------ Data for processing

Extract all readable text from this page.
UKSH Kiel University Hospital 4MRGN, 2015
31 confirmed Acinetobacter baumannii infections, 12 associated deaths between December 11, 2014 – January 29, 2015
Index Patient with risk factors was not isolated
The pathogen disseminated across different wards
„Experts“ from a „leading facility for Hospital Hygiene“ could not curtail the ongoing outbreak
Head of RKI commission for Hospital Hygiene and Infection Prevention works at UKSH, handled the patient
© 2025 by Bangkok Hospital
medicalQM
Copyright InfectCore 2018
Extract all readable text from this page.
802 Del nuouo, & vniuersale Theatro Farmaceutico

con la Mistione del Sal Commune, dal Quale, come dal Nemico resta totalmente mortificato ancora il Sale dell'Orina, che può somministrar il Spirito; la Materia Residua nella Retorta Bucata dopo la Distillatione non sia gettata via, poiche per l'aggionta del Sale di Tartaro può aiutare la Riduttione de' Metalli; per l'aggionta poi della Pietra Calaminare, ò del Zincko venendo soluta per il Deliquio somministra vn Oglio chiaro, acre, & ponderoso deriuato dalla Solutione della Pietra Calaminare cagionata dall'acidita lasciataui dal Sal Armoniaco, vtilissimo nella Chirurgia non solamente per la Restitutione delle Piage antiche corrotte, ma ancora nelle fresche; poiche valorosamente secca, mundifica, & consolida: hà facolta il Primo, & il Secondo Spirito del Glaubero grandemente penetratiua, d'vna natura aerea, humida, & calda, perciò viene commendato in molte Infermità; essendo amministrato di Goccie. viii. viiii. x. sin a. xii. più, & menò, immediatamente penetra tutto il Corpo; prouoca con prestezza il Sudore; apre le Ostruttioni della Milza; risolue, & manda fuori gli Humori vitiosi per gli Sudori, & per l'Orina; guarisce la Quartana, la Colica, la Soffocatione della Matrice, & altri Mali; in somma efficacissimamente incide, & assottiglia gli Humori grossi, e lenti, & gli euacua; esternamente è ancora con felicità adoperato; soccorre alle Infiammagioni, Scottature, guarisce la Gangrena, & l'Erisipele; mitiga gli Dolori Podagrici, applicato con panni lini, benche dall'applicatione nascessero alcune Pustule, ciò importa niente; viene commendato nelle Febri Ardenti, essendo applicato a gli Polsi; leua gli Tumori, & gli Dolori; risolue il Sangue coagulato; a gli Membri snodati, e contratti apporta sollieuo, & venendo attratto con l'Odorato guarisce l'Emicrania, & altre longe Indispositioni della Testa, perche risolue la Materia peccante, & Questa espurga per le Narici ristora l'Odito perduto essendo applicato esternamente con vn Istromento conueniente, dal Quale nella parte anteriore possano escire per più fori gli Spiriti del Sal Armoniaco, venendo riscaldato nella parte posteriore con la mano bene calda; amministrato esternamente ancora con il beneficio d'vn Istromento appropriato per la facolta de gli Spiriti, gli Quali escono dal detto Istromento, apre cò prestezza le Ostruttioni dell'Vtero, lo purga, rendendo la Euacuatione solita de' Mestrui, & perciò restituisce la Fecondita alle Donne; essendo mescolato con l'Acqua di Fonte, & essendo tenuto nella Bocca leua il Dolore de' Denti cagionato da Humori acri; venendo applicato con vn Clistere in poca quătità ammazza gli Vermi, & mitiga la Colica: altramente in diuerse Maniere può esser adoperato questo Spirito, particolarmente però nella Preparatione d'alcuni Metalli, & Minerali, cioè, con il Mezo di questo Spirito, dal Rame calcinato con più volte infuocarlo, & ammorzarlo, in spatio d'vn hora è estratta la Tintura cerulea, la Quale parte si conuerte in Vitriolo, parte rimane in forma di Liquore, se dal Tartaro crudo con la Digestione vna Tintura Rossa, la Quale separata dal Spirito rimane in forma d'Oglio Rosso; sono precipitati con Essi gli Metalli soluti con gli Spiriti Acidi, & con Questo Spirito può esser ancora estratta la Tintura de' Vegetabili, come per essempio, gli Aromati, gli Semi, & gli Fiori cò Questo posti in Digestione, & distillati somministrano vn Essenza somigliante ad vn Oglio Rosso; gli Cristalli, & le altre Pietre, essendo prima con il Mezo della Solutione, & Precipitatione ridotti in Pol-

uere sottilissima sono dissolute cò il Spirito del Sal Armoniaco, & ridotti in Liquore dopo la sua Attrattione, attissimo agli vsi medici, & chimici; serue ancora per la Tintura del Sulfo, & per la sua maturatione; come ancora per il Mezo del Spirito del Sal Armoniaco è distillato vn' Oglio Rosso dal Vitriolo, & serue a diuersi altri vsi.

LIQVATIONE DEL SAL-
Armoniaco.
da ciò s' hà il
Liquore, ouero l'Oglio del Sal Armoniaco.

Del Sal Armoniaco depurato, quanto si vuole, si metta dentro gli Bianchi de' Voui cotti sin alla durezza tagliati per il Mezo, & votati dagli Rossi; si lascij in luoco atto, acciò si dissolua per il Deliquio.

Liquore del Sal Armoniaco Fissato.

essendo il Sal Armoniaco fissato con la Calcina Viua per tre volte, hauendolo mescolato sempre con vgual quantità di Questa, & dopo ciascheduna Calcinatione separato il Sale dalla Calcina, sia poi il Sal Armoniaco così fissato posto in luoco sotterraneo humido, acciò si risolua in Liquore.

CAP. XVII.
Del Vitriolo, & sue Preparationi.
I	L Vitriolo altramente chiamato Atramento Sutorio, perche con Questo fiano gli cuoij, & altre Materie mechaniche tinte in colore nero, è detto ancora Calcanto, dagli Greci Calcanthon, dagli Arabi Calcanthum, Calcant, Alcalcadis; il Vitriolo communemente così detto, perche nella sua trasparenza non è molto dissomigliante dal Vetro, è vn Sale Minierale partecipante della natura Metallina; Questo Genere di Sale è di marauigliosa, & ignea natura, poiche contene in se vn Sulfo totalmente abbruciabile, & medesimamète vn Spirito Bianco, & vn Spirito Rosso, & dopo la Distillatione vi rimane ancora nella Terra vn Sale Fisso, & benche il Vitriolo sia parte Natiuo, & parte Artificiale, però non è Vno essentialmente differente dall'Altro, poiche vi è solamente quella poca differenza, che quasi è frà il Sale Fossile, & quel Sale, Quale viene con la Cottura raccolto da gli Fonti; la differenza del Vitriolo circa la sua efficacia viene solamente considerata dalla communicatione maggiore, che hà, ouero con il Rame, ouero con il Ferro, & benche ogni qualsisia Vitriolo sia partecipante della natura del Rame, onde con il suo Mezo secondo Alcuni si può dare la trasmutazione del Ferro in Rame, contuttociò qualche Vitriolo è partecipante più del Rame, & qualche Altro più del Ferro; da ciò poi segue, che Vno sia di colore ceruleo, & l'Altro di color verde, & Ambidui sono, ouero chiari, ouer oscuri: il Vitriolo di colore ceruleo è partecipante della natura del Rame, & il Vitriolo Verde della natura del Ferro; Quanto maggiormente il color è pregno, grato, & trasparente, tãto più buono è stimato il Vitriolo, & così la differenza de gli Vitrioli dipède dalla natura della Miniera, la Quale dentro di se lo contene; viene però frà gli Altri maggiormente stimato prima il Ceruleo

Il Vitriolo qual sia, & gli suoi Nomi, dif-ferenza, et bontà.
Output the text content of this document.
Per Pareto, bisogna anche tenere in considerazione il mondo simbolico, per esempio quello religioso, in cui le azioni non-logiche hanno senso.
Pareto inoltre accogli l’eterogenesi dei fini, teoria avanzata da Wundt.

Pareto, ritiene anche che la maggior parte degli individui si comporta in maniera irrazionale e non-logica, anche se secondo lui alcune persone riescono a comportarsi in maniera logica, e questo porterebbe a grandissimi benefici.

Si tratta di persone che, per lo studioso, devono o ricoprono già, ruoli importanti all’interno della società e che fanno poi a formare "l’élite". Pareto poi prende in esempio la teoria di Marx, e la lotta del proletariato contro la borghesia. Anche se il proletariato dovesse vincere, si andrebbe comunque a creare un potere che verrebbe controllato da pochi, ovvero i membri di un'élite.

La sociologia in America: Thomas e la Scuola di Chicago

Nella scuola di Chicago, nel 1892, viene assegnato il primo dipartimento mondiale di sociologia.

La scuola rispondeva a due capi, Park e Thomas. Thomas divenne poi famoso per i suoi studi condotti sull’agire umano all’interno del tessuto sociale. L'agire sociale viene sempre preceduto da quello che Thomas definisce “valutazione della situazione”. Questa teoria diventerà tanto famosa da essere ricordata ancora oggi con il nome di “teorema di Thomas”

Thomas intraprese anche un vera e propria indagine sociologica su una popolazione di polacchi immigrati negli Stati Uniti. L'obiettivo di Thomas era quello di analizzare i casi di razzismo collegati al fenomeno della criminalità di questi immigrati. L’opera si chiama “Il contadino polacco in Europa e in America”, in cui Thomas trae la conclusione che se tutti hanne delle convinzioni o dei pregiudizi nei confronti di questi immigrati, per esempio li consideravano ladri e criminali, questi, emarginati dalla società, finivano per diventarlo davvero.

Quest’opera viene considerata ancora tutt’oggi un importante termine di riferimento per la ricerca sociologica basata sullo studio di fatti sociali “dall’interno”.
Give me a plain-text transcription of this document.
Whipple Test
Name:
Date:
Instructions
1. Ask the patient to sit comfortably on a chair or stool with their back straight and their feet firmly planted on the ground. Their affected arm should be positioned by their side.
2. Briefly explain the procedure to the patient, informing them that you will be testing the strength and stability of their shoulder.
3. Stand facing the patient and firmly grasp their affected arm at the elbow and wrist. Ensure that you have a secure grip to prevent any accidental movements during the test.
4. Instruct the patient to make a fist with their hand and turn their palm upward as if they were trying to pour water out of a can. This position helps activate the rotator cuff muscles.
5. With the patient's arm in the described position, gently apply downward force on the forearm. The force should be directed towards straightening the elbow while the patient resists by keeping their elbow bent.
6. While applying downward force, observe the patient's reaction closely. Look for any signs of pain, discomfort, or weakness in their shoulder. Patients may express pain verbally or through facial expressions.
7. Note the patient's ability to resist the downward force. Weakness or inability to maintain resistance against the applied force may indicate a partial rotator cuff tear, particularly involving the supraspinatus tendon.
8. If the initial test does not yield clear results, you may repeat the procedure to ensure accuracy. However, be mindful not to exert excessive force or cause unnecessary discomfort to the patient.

------------

What this task involves: Whenever a line includes the word "that", pull it out of the entries.

Solution below:
2. Briefly explain the procedure to the patient, informing them that you will be testing the strength and stability of their shoulder.
3. Stand facing the patient and firmly grasp their affected arm at the elbow and wrist. Ensure that you have a secure grip to prevent any accidental movements during the test.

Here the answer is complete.